MATERIAL:

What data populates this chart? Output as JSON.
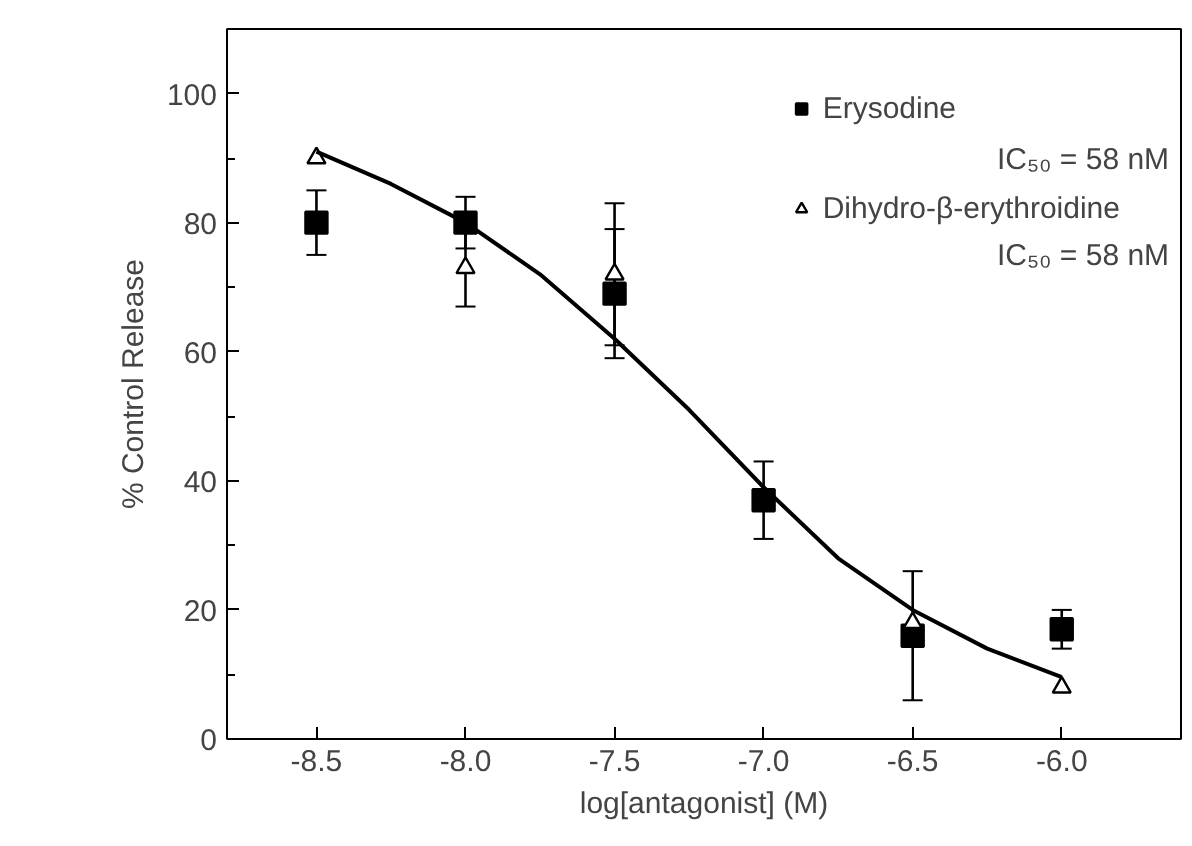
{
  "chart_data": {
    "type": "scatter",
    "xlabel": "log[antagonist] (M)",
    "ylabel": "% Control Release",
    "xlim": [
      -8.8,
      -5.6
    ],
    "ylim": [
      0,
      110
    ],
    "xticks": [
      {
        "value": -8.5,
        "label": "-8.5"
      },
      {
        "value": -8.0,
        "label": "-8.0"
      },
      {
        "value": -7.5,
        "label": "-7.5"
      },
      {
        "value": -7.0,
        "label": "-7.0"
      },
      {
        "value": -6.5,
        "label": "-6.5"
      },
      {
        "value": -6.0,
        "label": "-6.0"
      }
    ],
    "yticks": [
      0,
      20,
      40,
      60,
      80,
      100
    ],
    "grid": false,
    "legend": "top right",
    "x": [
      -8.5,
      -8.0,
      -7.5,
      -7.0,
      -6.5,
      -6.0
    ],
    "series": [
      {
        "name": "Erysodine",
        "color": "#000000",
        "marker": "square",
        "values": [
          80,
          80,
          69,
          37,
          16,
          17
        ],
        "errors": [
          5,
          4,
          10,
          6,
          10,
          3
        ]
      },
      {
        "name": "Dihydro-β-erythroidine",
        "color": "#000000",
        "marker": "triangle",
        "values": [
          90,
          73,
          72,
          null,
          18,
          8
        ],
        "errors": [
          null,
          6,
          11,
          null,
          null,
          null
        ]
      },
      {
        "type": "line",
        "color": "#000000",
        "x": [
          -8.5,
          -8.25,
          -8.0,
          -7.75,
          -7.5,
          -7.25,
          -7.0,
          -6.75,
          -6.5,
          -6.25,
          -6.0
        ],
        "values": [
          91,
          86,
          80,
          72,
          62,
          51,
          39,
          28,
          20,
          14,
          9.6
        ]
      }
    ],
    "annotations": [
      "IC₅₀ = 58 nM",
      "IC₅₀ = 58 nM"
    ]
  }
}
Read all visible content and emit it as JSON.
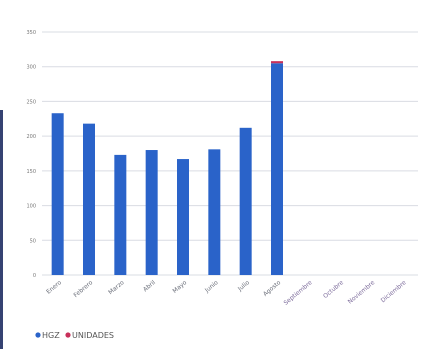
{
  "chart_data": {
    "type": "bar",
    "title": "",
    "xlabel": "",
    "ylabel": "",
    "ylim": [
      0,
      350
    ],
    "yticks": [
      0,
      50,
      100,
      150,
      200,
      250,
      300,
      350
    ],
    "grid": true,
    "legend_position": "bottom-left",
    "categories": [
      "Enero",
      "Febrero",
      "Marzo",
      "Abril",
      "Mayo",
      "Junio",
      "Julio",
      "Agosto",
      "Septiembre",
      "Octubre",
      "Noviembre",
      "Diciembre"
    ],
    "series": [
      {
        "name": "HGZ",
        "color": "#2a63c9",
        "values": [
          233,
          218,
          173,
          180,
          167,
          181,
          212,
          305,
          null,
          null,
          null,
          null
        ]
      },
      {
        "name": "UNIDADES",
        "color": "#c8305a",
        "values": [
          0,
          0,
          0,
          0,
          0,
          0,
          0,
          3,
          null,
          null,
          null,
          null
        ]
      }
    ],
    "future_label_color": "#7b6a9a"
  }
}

* * *

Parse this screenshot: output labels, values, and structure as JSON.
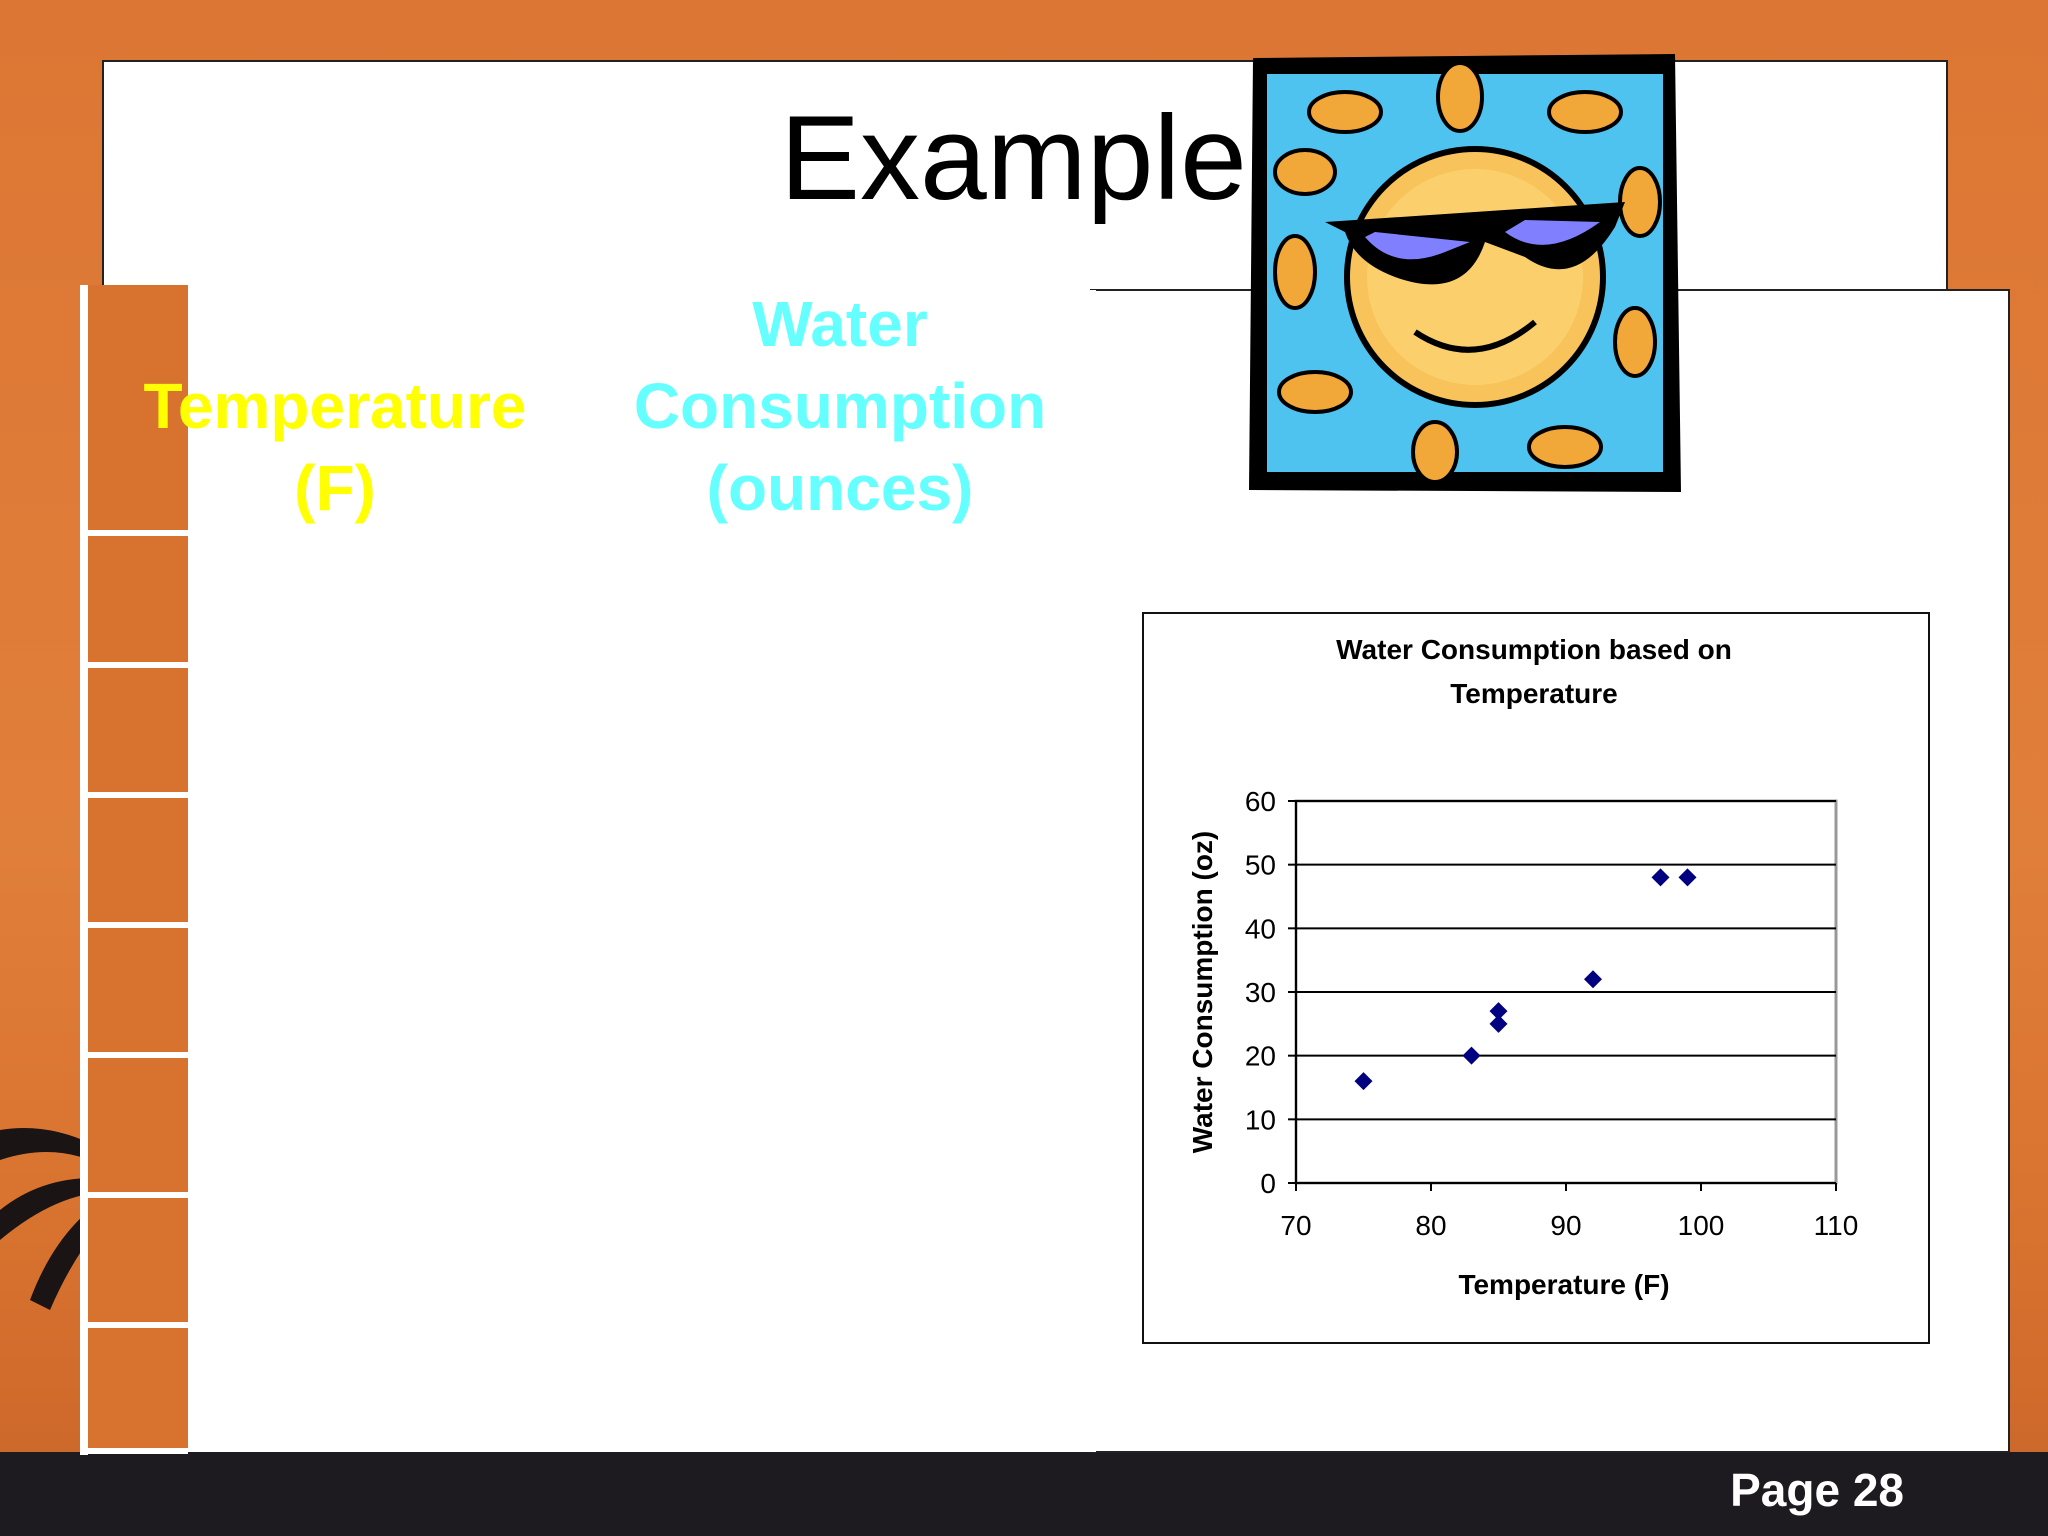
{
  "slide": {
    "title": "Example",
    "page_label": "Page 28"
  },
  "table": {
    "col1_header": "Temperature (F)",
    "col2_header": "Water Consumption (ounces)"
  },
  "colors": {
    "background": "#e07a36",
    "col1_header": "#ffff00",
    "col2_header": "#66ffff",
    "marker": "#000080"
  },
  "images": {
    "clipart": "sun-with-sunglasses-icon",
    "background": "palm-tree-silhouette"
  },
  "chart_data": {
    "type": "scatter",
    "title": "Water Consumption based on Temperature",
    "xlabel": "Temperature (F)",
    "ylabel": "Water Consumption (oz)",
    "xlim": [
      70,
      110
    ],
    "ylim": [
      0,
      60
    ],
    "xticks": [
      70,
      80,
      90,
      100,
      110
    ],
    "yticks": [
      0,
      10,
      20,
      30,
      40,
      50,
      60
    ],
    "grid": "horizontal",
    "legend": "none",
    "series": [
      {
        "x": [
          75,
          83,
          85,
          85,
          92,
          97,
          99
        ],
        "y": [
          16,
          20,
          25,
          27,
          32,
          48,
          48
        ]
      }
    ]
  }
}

WHAT THE TASK ASKS: In the entries above, find each line with the word "type" and copy it.

TASK ANSWER:
    "type": "scatter",
        "type": "line",
    "type": "bar",
    "type": "scatter",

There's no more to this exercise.